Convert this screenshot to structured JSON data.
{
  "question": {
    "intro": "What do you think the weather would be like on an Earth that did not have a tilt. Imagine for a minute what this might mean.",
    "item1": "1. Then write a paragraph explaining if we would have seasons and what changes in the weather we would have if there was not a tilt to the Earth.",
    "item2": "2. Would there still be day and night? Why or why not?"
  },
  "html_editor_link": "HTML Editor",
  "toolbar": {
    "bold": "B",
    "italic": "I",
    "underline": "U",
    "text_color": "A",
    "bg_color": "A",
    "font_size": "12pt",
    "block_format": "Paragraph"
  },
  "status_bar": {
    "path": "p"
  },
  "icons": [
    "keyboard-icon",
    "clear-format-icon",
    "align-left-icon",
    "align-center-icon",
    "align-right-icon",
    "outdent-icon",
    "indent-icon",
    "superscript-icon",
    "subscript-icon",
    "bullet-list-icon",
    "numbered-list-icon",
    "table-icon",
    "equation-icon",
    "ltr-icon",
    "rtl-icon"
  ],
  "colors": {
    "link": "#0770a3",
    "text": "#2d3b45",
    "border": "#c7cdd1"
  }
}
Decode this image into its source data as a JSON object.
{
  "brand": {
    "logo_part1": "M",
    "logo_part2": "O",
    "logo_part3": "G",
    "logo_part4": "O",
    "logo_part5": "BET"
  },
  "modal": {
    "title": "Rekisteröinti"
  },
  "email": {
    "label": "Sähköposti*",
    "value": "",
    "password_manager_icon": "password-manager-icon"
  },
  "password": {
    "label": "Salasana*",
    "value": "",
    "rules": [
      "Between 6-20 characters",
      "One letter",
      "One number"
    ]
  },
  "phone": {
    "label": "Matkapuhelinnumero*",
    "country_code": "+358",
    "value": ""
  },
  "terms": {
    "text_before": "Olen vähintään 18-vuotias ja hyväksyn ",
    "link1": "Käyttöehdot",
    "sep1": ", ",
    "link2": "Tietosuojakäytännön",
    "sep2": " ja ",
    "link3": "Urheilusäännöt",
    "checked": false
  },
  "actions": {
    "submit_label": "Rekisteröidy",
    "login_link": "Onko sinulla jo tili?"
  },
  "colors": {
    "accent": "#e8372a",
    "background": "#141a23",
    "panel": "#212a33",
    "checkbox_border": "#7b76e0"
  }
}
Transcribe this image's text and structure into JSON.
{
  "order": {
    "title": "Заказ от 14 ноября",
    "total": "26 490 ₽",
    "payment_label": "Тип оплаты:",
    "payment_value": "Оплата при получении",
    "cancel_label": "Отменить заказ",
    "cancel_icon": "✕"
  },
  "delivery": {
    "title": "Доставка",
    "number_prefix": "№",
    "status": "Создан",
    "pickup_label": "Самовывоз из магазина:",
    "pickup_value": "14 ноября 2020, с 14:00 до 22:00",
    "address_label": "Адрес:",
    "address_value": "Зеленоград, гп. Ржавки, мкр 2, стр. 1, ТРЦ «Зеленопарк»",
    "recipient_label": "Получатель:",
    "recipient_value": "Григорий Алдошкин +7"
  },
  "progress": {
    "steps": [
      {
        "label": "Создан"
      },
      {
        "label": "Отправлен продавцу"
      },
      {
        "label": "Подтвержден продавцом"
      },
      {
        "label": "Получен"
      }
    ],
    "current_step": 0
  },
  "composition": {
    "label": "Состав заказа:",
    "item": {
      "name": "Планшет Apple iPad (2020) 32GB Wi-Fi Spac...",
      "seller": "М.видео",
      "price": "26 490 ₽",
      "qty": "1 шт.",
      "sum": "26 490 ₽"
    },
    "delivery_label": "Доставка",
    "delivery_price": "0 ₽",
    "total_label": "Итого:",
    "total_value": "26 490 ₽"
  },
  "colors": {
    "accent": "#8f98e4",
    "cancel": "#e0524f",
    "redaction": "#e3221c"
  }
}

• **Work required**
Tally the lines in these entries that have the string "align" in them, then answer with the count and nothing else.

• **Result for this task**
3